▸ **AIM**
Count every line that holds the string "ліхтарі", then give that number alone.

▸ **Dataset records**
⁂

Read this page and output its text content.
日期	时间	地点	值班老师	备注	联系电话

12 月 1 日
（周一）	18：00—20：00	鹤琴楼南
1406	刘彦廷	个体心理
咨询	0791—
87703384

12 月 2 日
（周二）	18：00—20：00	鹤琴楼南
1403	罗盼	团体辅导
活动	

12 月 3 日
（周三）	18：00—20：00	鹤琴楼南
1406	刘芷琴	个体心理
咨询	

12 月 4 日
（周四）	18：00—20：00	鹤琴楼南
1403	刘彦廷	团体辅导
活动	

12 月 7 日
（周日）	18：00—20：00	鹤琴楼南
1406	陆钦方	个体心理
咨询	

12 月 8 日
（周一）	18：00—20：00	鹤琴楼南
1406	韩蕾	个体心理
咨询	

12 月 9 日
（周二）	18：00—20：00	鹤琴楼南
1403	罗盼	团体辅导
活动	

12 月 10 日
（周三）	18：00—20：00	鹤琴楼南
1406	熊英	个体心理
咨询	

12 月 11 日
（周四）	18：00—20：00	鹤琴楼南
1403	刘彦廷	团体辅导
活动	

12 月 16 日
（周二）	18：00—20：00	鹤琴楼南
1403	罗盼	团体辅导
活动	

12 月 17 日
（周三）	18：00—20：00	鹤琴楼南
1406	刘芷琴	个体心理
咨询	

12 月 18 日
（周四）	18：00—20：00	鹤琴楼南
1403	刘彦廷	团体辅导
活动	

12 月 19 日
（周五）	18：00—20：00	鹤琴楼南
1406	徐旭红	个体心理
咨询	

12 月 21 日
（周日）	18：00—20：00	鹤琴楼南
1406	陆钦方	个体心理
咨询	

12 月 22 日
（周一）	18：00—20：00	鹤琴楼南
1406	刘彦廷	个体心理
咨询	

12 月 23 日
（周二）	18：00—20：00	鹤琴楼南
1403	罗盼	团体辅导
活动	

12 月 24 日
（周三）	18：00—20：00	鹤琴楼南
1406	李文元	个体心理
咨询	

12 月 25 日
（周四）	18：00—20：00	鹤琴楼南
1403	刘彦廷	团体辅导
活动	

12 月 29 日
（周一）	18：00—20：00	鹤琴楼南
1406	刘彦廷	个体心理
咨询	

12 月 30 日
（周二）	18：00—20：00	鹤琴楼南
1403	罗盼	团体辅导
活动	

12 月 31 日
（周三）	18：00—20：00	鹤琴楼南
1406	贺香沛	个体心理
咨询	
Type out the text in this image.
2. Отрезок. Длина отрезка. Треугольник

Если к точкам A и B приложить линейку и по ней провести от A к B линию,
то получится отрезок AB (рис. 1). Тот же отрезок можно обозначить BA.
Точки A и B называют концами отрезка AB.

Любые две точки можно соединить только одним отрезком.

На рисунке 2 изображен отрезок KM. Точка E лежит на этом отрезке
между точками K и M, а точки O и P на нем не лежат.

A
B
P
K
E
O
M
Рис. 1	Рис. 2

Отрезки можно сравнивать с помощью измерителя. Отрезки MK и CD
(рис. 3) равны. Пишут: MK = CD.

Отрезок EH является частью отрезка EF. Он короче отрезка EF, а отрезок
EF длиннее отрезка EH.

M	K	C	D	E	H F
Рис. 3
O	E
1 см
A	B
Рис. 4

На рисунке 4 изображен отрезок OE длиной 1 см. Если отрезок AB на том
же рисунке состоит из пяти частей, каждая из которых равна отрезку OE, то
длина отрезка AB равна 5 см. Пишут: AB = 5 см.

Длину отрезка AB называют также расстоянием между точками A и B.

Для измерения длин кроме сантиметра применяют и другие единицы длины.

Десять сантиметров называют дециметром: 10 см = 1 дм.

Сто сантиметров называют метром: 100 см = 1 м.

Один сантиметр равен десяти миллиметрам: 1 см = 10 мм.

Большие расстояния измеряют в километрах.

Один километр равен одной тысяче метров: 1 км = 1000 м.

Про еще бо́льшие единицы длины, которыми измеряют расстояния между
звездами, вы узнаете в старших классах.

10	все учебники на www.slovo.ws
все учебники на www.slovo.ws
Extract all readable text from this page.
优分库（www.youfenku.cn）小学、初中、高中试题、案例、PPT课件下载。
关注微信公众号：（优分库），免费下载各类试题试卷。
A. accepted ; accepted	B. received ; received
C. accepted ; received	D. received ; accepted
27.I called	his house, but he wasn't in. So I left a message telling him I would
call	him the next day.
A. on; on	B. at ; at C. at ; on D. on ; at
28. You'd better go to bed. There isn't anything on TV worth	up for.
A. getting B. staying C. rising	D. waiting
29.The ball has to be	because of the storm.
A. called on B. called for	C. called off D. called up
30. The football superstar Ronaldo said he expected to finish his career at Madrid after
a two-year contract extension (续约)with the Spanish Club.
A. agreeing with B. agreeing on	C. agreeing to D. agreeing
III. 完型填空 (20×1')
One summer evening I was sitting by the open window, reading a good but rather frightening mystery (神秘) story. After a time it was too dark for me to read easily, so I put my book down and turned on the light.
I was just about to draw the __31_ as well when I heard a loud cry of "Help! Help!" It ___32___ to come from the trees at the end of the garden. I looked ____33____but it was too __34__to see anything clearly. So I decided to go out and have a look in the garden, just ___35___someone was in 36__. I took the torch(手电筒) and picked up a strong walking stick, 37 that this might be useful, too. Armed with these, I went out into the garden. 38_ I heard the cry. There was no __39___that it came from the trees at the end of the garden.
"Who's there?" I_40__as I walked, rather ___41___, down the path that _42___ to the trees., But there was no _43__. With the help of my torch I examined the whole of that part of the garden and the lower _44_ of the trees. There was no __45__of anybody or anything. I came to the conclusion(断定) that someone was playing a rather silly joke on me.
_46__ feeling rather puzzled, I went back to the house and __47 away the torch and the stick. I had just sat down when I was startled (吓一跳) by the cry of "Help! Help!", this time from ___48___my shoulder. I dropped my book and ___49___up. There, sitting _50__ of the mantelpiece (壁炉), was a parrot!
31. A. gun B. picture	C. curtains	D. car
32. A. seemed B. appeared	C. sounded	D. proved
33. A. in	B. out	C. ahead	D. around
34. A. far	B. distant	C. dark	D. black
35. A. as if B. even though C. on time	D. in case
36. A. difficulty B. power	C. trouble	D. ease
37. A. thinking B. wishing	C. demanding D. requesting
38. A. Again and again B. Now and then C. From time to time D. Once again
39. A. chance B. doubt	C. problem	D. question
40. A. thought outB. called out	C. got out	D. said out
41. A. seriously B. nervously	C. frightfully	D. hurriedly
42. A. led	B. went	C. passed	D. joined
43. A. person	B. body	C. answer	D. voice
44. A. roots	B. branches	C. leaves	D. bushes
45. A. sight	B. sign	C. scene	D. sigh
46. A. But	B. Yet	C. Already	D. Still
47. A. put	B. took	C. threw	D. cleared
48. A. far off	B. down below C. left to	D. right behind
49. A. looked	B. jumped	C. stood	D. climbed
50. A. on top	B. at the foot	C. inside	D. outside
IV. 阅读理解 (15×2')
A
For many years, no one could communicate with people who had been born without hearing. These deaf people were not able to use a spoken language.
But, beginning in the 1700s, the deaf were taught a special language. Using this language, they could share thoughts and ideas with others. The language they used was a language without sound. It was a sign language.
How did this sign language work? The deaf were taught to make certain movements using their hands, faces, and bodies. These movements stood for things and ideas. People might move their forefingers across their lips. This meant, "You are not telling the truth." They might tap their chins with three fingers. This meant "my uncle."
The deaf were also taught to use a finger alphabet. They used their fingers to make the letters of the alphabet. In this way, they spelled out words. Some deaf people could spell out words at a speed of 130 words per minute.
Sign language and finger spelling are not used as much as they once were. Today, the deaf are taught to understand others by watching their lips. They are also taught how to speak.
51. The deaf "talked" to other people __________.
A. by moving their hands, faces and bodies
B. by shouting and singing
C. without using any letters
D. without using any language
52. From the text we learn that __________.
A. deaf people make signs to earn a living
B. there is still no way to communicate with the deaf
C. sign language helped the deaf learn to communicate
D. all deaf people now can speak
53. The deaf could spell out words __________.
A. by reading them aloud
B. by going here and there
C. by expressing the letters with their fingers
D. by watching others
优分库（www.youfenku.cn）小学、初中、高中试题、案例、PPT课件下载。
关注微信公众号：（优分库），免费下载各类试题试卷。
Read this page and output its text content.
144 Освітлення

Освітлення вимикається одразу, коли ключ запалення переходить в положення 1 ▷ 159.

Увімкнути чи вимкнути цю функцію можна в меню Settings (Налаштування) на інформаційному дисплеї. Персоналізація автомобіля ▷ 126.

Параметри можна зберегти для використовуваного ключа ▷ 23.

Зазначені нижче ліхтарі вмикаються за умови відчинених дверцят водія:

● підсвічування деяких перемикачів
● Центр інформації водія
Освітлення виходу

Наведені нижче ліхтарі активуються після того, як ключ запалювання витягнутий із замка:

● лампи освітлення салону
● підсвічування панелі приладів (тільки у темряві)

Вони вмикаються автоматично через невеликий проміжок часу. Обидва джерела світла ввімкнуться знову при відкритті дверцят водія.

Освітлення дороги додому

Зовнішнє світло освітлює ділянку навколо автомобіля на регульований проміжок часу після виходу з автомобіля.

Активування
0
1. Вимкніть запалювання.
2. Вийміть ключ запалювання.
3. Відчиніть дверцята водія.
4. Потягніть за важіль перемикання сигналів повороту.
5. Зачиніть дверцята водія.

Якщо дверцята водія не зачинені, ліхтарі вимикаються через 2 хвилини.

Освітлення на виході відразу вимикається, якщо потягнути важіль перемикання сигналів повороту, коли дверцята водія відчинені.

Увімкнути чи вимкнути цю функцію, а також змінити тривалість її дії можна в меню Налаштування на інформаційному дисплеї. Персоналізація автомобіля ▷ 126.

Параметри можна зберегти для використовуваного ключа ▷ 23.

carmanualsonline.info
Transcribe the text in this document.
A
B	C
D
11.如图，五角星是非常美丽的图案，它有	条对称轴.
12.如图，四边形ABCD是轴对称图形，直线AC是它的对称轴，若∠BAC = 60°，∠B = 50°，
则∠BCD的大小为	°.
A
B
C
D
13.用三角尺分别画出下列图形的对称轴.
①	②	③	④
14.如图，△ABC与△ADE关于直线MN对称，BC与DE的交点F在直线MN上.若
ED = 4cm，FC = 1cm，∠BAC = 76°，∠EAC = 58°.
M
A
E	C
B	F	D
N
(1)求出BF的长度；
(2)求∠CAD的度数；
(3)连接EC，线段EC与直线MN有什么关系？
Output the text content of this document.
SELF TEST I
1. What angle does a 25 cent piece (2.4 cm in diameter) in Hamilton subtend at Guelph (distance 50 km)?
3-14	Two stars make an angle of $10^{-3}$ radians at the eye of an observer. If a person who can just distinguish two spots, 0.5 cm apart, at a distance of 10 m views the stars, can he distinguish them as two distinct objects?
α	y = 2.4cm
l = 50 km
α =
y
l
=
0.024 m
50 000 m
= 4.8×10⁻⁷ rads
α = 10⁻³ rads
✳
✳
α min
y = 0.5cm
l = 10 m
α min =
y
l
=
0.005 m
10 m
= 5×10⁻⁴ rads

⁂

▸ **TASK RESULT**
3